*Task directions*: Give a verbatim quotation of every record.

start

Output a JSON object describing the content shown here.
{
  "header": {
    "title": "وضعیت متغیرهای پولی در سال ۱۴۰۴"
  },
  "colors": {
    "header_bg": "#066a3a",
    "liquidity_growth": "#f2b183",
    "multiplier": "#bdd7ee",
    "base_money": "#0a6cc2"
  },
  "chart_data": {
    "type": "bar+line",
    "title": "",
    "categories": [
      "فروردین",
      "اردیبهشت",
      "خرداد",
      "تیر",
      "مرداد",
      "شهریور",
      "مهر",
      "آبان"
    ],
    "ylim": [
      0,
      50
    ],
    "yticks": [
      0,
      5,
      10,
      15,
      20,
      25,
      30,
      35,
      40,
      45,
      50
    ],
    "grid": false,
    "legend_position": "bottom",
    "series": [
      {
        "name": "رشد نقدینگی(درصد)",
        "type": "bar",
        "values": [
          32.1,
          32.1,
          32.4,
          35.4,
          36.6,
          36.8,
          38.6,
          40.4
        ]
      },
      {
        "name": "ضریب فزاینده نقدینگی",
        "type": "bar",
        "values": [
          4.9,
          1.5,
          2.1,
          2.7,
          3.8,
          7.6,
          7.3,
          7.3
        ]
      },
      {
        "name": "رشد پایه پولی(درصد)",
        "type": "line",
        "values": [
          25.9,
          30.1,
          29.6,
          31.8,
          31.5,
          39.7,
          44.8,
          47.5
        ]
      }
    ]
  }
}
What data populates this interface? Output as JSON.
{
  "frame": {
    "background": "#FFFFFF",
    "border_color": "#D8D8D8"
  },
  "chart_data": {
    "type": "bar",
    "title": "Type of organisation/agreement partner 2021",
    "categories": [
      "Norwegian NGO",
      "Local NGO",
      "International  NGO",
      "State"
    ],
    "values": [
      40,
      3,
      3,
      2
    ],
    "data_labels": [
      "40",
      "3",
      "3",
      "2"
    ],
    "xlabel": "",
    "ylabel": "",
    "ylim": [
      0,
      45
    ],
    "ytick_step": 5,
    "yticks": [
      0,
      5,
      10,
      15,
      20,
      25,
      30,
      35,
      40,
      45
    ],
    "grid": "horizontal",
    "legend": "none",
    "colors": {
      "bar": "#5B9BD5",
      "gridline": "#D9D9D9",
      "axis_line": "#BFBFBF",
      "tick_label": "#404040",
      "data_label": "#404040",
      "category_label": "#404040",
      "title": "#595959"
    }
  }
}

end

*Solution to the problem*:
Output a JSON object describing the content shown here.
{
  "header": {
    "title": "وضعیت متغیرهای پولی در سال ۱۴۰۴"
  },
  "colors": {
    "header_bg": "#066a3a",
    "liquidity_growth": "#f2b183",
    "multiplier": "#bdd7ee",
    "base_money": "#0a6cc2"
  },
  "chart_data": {
    "type": "bar+line",
    "title": "",
    "categories": [
      "فروردین",
      "اردیبهشت",
      "خرداد",
      "تیر",
      "مرداد",
      "شهریور",
      "مهر",
      "آبان"
    ],
    "ylim": [
      0,
      50
    ],
    "yticks": [
      0,
      5,
      10,
      15,
      20,
      25,
      30,
      35,
      40,
      45,
      50
    ],
    "grid": false,
    "legend_position": "bottom",
    "series": [
      {
        "name": "رشد نقدینگی(درصد)",
        "type": "bar",
        "values": [
          32.1,
          32.1,
          32.4,
          35.4,
          36.6,
          36.8,
          38.6,
          40.4
        ]
      },
      {
        "name": "ضریب فزاینده نقدینگی",
        "type": "bar",
        "values": [
          4.9,
          1.5,
          2.1,
          2.7,
          3.8,
          7.6,
          7.3,
          7.3
        ]
      },
      {
        "name": "رشد پایه پولی(درصد)",
        "type": "line",
        "values": [
          25.9,
          30.1,
          29.6,
          31.8,
          31.5,
          39.7,
          44.8,
          47.5
        ]
      }
    ]
  }
}
What data populates this interface? Output as JSON.
{
  "frame": {
    "background": "#FFFFFF",
    "border_color": "#D8D8D8"
  },
  "chart_data": {
    "type": "bar",
    "title": "Type of organisation/agreement partner 2021",
    "categories": [
      "Norwegian NGO",
      "Local NGO",
      "International  NGO",
      "State"
    ],
    "values": [
      40,
      3,
      3,
      2
    ],
    "data_labels": [
      "40",
      "3",
      "3",
      "2"
    ],
    "xlabel": "",
    "ylabel": "",
    "ylim": [
      0,
      45
    ],
    "ytick_step": 5,
    "yticks": [
      0,
      5,
      10,
      15,
      20,
      25,
      30,
      35,
      40,
      45
    ],
    "grid": "horizontal",
    "legend": "none",
    "colors": {
      "bar": "#5B9BD5",
      "gridline": "#D9D9D9",
      "axis_line": "#BFBFBF",
      "tick_label": "#404040",
      "data_label": "#404040",
      "category_label": "#404040",
      "title": "#595959"
    }
  }
}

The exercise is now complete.